Data entries
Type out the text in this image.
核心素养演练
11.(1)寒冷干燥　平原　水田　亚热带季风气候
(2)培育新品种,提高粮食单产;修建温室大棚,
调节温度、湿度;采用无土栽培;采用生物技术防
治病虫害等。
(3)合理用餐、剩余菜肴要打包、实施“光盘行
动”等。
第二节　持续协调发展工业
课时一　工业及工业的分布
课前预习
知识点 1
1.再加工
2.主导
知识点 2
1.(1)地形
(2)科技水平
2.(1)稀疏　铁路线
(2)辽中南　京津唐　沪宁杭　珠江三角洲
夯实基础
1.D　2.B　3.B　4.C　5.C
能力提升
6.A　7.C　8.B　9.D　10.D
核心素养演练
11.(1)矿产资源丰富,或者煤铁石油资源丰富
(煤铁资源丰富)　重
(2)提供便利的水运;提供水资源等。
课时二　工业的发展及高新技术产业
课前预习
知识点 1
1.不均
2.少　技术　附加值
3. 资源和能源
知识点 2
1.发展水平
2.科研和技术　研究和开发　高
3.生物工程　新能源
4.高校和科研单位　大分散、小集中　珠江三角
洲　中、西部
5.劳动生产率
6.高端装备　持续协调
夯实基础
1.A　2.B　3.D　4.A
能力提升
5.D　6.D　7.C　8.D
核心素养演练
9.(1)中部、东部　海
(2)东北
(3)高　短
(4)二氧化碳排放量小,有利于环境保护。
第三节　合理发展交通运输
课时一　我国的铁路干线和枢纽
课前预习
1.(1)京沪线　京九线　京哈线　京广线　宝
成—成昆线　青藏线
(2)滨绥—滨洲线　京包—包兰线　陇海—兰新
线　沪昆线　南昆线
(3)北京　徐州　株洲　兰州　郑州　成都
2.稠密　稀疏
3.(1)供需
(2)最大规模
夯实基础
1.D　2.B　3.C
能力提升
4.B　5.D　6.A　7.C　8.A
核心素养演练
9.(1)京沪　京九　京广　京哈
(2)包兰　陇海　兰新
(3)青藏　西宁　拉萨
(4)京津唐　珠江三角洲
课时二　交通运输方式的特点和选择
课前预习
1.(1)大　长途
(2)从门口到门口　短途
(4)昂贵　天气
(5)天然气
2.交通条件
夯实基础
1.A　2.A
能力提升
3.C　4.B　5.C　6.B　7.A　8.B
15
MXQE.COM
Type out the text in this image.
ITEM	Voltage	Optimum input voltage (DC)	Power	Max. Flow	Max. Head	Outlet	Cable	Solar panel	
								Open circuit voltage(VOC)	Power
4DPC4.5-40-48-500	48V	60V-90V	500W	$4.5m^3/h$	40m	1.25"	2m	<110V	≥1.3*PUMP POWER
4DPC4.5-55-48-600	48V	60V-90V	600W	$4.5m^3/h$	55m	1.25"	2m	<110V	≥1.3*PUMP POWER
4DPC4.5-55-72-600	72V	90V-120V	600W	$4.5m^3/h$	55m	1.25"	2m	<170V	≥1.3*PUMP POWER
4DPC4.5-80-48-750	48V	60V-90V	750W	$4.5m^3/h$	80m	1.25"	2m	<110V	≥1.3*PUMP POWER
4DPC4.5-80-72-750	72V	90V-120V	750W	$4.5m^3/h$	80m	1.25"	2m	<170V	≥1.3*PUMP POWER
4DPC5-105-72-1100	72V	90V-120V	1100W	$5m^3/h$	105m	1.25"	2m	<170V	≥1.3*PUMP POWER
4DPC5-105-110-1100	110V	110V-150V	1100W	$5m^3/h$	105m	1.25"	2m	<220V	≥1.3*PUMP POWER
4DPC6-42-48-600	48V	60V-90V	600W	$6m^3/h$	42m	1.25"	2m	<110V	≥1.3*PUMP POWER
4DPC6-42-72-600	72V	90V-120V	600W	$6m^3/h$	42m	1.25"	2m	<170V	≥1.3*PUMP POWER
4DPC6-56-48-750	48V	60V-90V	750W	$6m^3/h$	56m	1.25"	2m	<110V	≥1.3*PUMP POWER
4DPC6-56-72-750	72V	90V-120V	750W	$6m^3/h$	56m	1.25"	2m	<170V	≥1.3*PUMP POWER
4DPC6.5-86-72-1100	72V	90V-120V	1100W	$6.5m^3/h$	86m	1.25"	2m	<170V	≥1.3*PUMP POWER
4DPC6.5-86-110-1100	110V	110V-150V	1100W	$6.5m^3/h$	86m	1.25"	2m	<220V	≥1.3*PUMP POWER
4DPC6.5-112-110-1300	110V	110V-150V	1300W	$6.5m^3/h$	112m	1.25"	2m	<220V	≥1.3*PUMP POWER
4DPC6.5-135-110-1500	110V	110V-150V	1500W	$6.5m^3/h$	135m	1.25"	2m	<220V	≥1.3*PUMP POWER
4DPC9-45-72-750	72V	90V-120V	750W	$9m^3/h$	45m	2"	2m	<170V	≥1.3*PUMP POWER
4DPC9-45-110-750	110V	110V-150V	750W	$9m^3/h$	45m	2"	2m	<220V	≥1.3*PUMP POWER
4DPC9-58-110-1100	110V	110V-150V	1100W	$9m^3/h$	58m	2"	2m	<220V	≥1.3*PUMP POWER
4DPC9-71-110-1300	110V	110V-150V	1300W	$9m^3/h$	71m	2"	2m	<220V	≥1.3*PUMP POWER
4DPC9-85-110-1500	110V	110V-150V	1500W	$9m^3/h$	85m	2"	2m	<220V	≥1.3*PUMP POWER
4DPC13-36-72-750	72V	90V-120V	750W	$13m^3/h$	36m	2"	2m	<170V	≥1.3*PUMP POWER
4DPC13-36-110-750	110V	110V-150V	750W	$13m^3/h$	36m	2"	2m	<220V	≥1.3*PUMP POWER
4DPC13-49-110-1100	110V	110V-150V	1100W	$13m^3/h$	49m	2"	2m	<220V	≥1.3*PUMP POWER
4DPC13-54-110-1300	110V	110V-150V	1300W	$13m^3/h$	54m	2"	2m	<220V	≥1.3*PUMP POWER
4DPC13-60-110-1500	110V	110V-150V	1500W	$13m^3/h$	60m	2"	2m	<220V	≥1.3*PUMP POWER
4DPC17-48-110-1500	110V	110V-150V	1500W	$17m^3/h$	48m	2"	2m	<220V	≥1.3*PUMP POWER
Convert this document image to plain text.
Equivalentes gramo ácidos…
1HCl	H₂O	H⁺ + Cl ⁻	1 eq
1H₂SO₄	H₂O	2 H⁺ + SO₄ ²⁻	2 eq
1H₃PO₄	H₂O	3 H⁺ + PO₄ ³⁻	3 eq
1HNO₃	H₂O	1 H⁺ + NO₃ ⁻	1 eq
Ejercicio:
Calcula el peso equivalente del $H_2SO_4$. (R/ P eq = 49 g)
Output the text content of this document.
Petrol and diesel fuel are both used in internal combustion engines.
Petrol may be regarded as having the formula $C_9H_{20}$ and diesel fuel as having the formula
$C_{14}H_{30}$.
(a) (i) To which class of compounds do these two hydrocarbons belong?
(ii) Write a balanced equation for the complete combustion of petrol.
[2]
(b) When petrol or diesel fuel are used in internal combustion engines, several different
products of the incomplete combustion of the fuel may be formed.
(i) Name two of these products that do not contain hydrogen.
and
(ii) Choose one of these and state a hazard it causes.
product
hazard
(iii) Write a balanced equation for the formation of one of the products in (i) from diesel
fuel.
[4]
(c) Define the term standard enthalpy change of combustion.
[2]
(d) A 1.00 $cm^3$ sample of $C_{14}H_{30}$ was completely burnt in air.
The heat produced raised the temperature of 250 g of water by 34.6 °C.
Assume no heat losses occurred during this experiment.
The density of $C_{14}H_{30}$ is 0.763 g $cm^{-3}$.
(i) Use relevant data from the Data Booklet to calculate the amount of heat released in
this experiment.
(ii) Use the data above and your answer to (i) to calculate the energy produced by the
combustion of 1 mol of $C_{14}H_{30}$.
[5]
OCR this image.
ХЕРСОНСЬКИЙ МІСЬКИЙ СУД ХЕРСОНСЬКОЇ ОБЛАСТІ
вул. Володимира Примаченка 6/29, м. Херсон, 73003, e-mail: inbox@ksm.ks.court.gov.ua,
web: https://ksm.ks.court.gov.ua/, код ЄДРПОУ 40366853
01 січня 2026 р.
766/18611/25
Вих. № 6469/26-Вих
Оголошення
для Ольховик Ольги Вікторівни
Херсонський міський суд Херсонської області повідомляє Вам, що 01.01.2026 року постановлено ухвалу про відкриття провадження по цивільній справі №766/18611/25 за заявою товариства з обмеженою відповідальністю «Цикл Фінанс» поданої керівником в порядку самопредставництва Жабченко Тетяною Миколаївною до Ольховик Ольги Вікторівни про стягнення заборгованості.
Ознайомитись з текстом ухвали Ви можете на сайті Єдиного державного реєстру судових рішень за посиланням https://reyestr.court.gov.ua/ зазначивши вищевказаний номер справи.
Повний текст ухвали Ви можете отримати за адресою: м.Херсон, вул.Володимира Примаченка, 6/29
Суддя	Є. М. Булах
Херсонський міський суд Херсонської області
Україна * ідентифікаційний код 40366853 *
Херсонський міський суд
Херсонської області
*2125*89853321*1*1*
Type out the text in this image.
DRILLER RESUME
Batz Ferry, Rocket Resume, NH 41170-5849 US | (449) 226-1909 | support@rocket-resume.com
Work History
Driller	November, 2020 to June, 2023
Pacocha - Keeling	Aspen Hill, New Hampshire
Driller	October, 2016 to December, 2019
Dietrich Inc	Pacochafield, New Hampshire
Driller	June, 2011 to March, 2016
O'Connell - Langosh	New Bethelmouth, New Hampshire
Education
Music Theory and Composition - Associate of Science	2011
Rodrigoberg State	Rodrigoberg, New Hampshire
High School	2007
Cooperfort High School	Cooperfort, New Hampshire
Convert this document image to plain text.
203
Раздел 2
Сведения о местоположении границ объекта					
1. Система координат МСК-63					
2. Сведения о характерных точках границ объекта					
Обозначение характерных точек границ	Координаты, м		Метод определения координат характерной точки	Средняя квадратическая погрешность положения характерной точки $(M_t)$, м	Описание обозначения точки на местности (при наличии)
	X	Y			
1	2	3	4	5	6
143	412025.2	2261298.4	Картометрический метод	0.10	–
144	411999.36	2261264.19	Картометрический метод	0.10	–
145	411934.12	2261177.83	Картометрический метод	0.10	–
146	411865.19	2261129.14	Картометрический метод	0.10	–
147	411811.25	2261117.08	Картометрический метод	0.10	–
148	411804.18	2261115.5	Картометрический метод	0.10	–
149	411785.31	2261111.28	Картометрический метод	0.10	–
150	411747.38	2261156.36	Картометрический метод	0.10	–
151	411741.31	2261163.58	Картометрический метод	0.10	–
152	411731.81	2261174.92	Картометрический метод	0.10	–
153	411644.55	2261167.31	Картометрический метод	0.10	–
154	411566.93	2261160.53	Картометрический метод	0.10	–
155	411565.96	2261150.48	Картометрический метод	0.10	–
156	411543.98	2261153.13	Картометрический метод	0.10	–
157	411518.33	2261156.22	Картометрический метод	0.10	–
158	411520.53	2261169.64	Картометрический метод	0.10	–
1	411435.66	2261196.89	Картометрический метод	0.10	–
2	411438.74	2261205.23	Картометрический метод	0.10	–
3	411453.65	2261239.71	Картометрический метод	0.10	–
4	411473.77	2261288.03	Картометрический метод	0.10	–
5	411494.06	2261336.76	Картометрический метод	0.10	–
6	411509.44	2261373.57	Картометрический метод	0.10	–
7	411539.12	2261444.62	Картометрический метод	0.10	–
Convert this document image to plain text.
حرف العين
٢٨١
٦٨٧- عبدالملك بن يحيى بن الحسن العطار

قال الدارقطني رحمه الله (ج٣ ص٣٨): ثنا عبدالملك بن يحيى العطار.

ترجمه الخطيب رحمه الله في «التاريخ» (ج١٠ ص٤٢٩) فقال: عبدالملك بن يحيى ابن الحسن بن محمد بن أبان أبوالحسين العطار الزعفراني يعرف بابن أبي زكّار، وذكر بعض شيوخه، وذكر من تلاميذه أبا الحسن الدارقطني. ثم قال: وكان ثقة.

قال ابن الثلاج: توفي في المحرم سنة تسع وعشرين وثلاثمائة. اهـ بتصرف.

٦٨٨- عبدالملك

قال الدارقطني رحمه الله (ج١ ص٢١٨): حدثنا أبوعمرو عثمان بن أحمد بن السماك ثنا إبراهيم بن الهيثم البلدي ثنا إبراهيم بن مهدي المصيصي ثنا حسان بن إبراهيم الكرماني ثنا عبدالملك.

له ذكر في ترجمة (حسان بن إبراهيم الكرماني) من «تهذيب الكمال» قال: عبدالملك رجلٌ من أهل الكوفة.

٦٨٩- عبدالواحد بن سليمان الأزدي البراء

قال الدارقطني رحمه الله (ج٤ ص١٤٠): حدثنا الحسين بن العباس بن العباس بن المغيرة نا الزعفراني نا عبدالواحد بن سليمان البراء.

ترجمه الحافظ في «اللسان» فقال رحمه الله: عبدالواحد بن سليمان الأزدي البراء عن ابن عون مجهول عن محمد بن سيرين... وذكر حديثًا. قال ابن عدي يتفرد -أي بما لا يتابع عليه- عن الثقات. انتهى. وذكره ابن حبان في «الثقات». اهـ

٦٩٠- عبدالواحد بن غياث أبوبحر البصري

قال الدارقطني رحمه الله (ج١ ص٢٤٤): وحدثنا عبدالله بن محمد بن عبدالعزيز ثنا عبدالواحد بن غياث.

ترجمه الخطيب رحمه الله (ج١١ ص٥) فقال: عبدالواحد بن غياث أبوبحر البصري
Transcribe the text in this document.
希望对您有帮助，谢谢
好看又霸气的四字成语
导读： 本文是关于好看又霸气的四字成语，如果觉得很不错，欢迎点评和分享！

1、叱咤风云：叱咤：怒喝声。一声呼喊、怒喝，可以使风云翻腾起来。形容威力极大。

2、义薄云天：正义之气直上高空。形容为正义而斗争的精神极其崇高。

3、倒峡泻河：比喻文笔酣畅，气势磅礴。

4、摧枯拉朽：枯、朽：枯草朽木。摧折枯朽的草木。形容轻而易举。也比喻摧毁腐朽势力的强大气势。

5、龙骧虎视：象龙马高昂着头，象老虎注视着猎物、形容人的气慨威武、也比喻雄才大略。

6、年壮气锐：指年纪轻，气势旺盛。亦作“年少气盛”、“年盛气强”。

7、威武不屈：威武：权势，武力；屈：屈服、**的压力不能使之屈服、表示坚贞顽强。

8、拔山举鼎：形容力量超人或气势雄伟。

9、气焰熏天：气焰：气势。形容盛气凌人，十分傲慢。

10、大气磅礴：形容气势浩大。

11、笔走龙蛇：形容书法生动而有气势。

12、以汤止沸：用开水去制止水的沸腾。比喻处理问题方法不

## GOAL OF THE EXERCISE
Return each line that includes "Ольги".

## RESPONSE TO THIS TASK
для Ольховик Ольги Вікторівни
Херсонський міський суд Херсонської області повідомляє Вам, що 01.01.2026 року постановлено ухвалу про відкриття провадження по цивільній справі №766/18611/25 за заявою товариства з обмеженою відповідальністю «Цикл Фінанс» поданої керівником в порядку самопредставництва Жабченко Тетяною Миколаївною до Ольховик Ольги Вікторівни про стягнення заборгованості.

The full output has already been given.